- What the task requires:
Retype each line of the material exactly, please, skipping any picture in it.

___ Data records

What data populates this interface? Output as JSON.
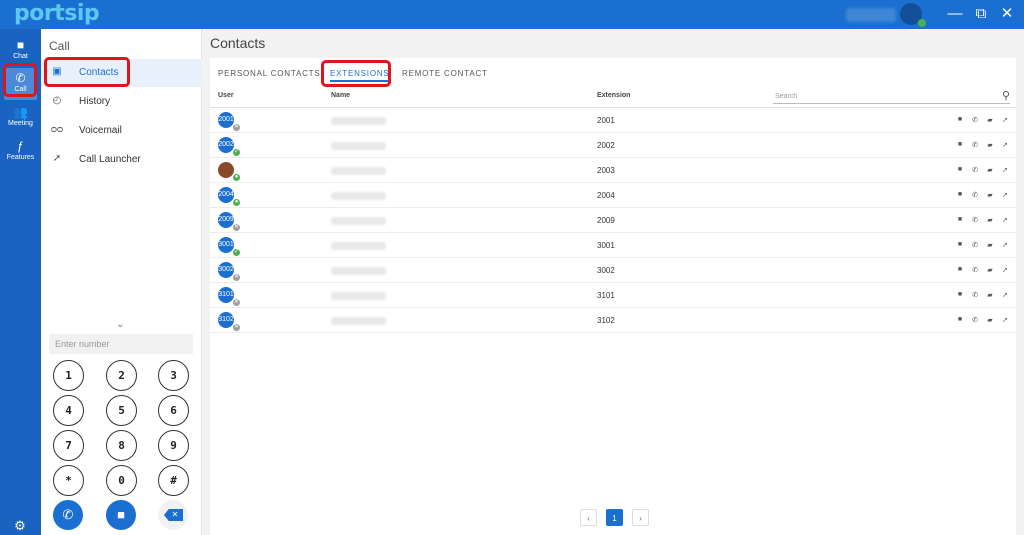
{
  "app": {
    "logo": "portsip"
  },
  "window": {
    "minimize": "—",
    "restore": "⧉",
    "close": "✕"
  },
  "rail": {
    "items": [
      {
        "label": "Chat",
        "icon": "chat-icon",
        "glyph": "■"
      },
      {
        "label": "Call",
        "icon": "phone-icon",
        "glyph": "✆"
      },
      {
        "label": "Meeting",
        "icon": "people-icon",
        "glyph": "👥"
      },
      {
        "label": "Features",
        "icon": "function-icon",
        "glyph": "ƒ"
      }
    ],
    "settings_glyph": "⚙"
  },
  "call_panel": {
    "title": "Call",
    "nav": [
      {
        "label": "Contacts",
        "icon": "contact-book-icon",
        "glyph": "▣"
      },
      {
        "label": "History",
        "icon": "clock-icon",
        "glyph": "◴"
      },
      {
        "label": "Voicemail",
        "icon": "voicemail-icon",
        "glyph": "ᴑᴑ"
      },
      {
        "label": "Call Launcher",
        "icon": "rocket-icon",
        "glyph": "➚"
      }
    ],
    "collapse_glyph": "⌄",
    "dialpad": {
      "placeholder": "Enter number",
      "keys": [
        "1",
        "2",
        "3",
        "4",
        "5",
        "6",
        "7",
        "8",
        "9",
        "*",
        "0",
        "#"
      ],
      "audio_call_glyph": "✆",
      "video_call_glyph": "■",
      "delete_glyph": "✕"
    }
  },
  "main": {
    "title": "Contacts",
    "tabs": [
      "PERSONAL CONTACTS",
      "EXTENSIONS",
      "REMOTE CONTACT"
    ],
    "columns": {
      "user": "User",
      "name": "Name",
      "extension": "Extension"
    },
    "search_placeholder": "Search",
    "search_glyph": "⚲",
    "rows": [
      {
        "avatar": "2001",
        "status": "offline",
        "extension": "2001"
      },
      {
        "avatar": "2002",
        "status": "online",
        "extension": "2002"
      },
      {
        "avatar": "",
        "status": "away",
        "extension": "2003"
      },
      {
        "avatar": "2004",
        "status": "away",
        "extension": "2004"
      },
      {
        "avatar": "2009",
        "status": "offline",
        "extension": "2009"
      },
      {
        "avatar": "3001",
        "status": "online",
        "extension": "3001"
      },
      {
        "avatar": "3002",
        "status": "offline",
        "extension": "3002"
      },
      {
        "avatar": "3101",
        "status": "offline",
        "extension": "3101"
      },
      {
        "avatar": "3102",
        "status": "offline",
        "extension": "3102"
      }
    ],
    "row_actions": {
      "message": "■",
      "call": "✆",
      "video": "▰",
      "launch": "➚"
    },
    "pagination": {
      "prev": "‹",
      "current": "1",
      "next": "›"
    }
  },
  "colors": {
    "brand": "#1b6fd1",
    "rail": "#1b63c0",
    "highlight": "#e0141b",
    "online": "#4caf50",
    "offline": "#9e9e9e"
  }
}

______

- Problem solution:
What data populates this interface? Output as JSON.
{
  "app": {
    "logo": "portsip"
  },
  "window": {
    "minimize": "—",
    "restore": "⧉",
    "close": "✕"
  },
  "rail": {
    "items": [
      {
        "label": "Chat",
        "icon": "chat-icon",
        "glyph": "■"
      },
      {
        "label": "Call",
        "icon": "phone-icon",
        "glyph": "✆"
      },
      {
        "label": "Meeting",
        "icon": "people-icon",
        "glyph": "👥"
      },
      {
        "label": "Features",
        "icon": "function-icon",
        "glyph": "ƒ"
      }
    ],
    "settings_glyph": "⚙"
  },
  "call_panel": {
    "title": "Call",
    "nav": [
      {
        "label": "Contacts",
        "icon": "contact-book-icon",
        "glyph": "▣"
      },
      {
        "label": "History",
        "icon": "clock-icon",
        "glyph": "◴"
      },
      {
        "label": "Voicemail",
        "icon": "voicemail-icon",
        "glyph": "ᴑᴑ"
      },
      {
        "label": "Call Launcher",
        "icon": "rocket-icon",
        "glyph": "➚"
      }
    ],
    "collapse_glyph": "⌄",
    "dialpad": {
      "placeholder": "Enter number",
      "keys": [
        "1",
        "2",
        "3",
        "4",
        "5",
        "6",
        "7",
        "8",
        "9",
        "*",
        "0",
        "#"
      ],
      "audio_call_glyph": "✆",
      "video_call_glyph": "■",
      "delete_glyph": "✕"
    }
  },
  "main": {
    "title": "Contacts",
    "tabs": [
      "PERSONAL CONTACTS",
      "EXTENSIONS",
      "REMOTE CONTACT"
    ],
    "columns": {
      "user": "User",
      "name": "Name",
      "extension": "Extension"
    },
    "search_placeholder": "Search",
    "search_glyph": "⚲",
    "rows": [
      {
        "avatar": "2001",
        "status": "offline",
        "extension": "2001"
      },
      {
        "avatar": "2002",
        "status": "online",
        "extension": "2002"
      },
      {
        "avatar": "",
        "status": "away",
        "extension": "2003"
      },
      {
        "avatar": "2004",
        "status": "away",
        "extension": "2004"
      },
      {
        "avatar": "2009",
        "status": "offline",
        "extension": "2009"
      },
      {
        "avatar": "3001",
        "status": "online",
        "extension": "3001"
      },
      {
        "avatar": "3002",
        "status": "offline",
        "extension": "3002"
      },
      {
        "avatar": "3101",
        "status": "offline",
        "extension": "3101"
      },
      {
        "avatar": "3102",
        "status": "offline",
        "extension": "3102"
      }
    ],
    "row_actions": {
      "message": "■",
      "call": "✆",
      "video": "▰",
      "launch": "➚"
    },
    "pagination": {
      "prev": "‹",
      "current": "1",
      "next": "›"
    }
  },
  "colors": {
    "brand": "#1b6fd1",
    "rail": "#1b63c0",
    "highlight": "#e0141b",
    "online": "#4caf50",
    "offline": "#9e9e9e"
  }
}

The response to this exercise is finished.